Problem description:
Repeat the whole listing exactly as written.

Extracted data:
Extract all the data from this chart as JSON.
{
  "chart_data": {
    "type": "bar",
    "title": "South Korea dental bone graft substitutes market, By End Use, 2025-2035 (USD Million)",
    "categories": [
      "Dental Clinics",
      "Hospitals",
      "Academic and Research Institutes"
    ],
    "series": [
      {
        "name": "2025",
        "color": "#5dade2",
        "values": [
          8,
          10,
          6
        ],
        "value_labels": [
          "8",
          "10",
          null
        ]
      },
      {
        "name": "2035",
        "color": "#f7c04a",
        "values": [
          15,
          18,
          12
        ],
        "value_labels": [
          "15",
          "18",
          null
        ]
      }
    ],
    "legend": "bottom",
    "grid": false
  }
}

Output of the task:
Extract all the data from this chart as JSON.
{
  "chart_data": {
    "type": "bar",
    "title": "South Korea dental bone graft substitutes market, By End Use, 2025-2035 (USD Million)",
    "categories": [
      "Dental Clinics",
      "Hospitals",
      "Academic and Research Institutes"
    ],
    "series": [
      {
        "name": "2025",
        "color": "#5dade2",
        "values": [
          8,
          10,
          6
        ],
        "value_labels": [
          "8",
          "10",
          null
        ]
      },
      {
        "name": "2035",
        "color": "#f7c04a",
        "values": [
          15,
          18,
          12
        ],
        "value_labels": [
          "15",
          "18",
          null
        ]
      }
    ],
    "legend": "bottom",
    "grid": false
  }
}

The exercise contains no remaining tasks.